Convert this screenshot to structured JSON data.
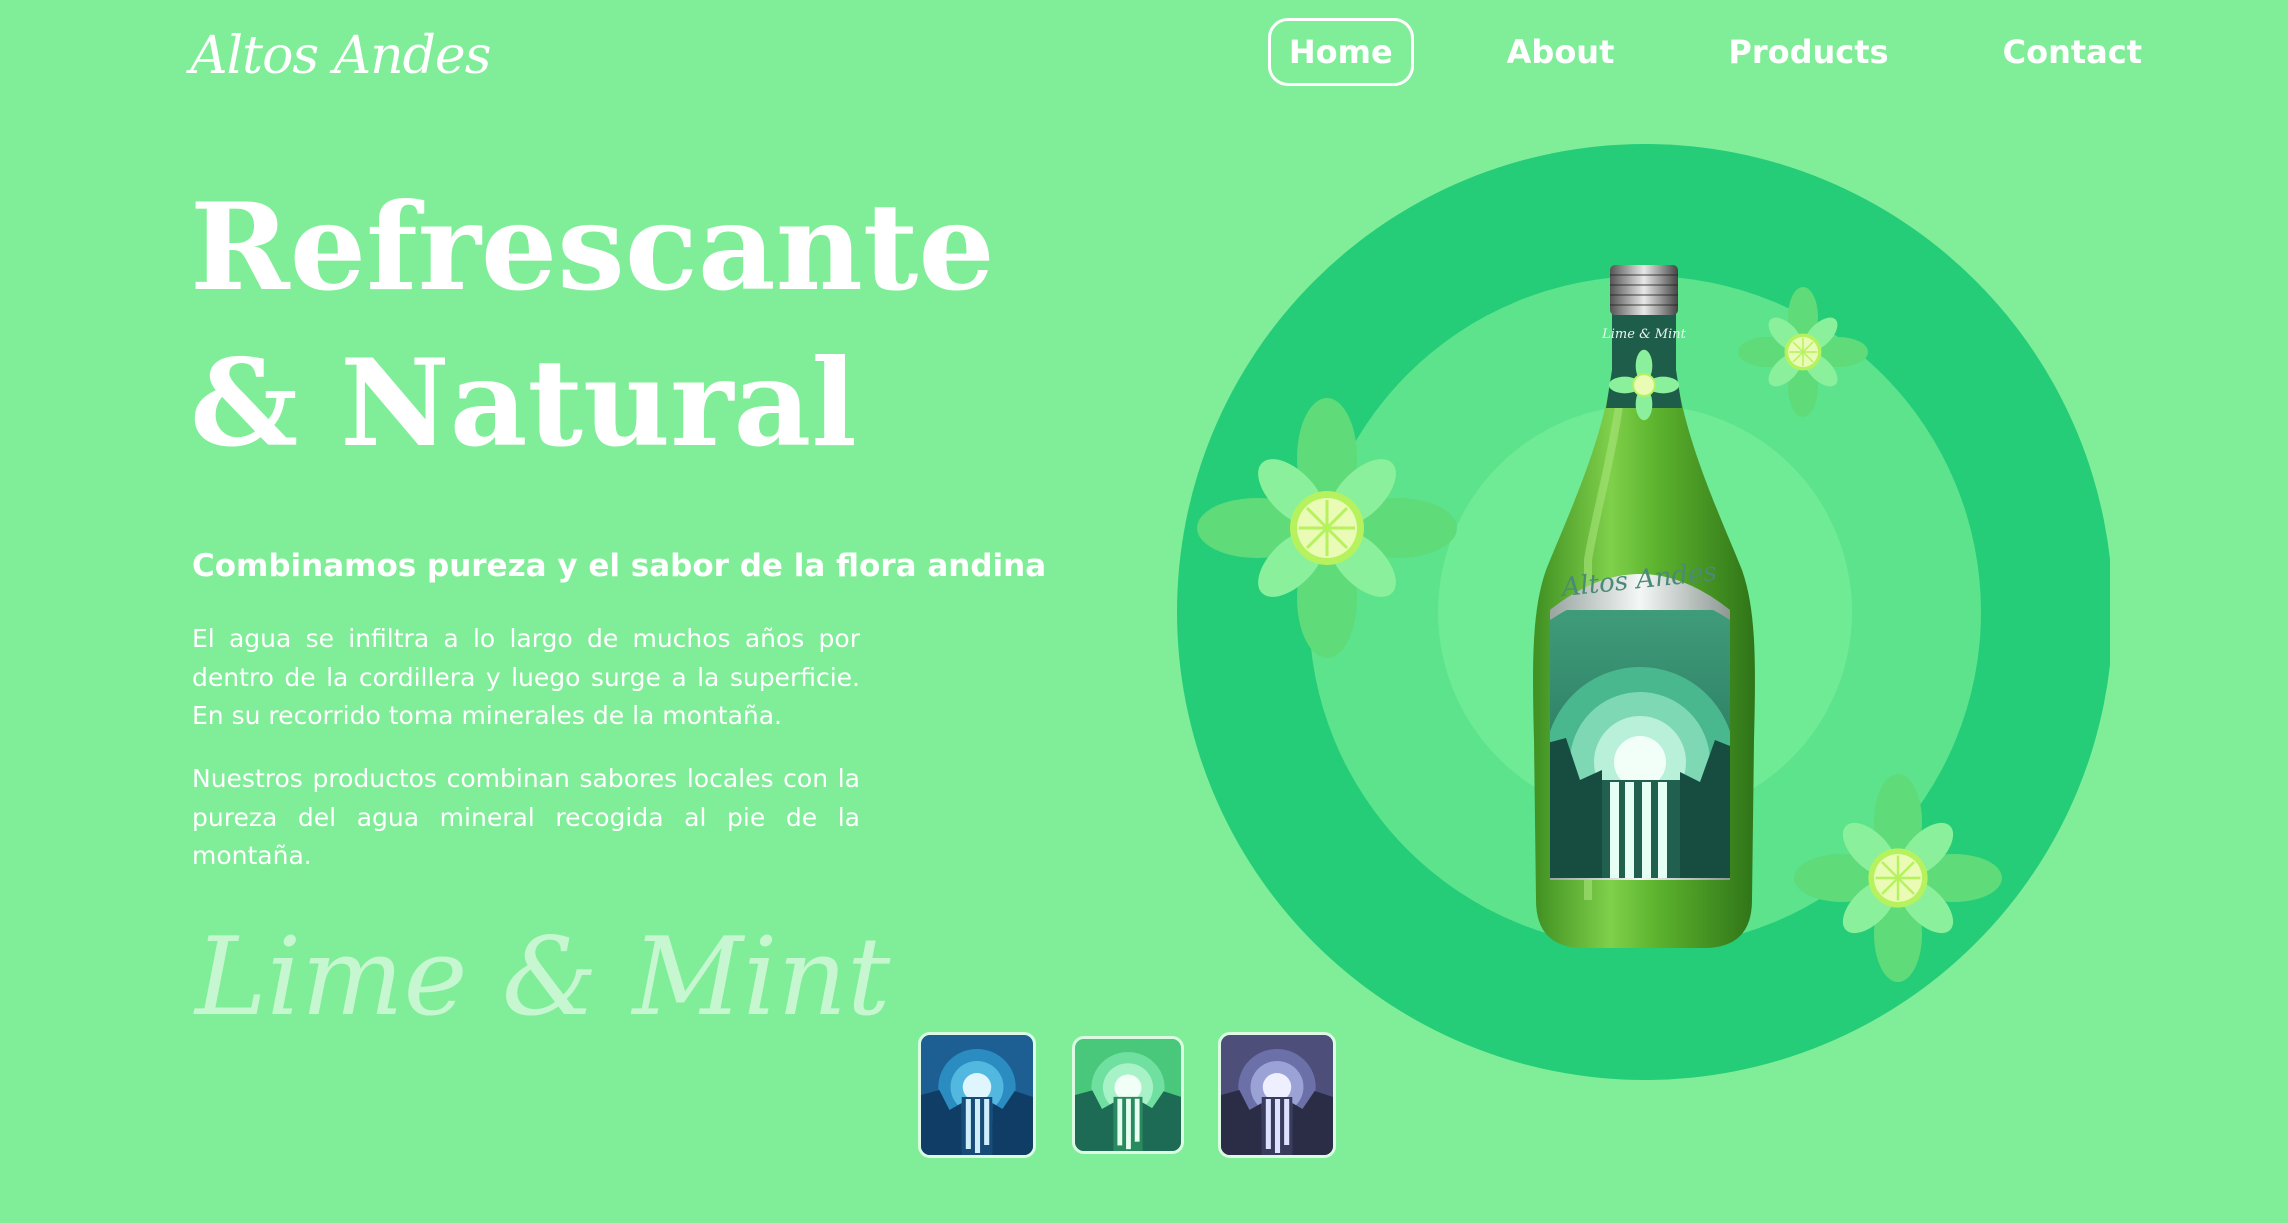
{
  "brand": "Altos Andes",
  "nav": {
    "items": [
      "Home",
      "About",
      "Products",
      "Contact"
    ],
    "active": "Home"
  },
  "hero": {
    "title_line1": "Refrescante",
    "title_line2": "& Natural",
    "subtitle": "Combinamos pureza y el sabor de la flora andina",
    "paragraph1": "El agua se infiltra a lo largo de muchos años por dentro de la cordillera y luego surge a la superficie. En su recorrido toma minerales de la montaña.",
    "paragraph2": "Nuestros productos combinan sabores locales con la pureza del agua mineral recogida al pie de la montaña.",
    "flavor": "Lime & Mint"
  },
  "bottle": {
    "brand_label": "Altos Andes",
    "neck_label": "Lime & Mint"
  },
  "thumbnails": [
    {
      "name": "night-blue",
      "color": "#1f6fa0"
    },
    {
      "name": "lime-mint",
      "color": "#49c77a"
    },
    {
      "name": "dusk-purple",
      "color": "#5a5f8f"
    }
  ],
  "colors": {
    "background": "#80ee98",
    "ring_outer": "#25cd78",
    "ring_mid": "#5ce38c",
    "ring_inner": "#6fea95",
    "bottle_glass": "#54a52b"
  }
}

-- WHAT IS NEEDED --
Find the string "montaña" in the records, then copy each line where it occurs.

-- RESPONSE --
    "paragraph1": "El agua se infiltra a lo largo de muchos años por dentro de la cordillera y luego surge a la superficie. En su recorrido toma minerales de la montaña.",
    "paragraph2": "Nuestros productos combinan sabores locales con la pureza del agua mineral recogida al pie de la montaña.",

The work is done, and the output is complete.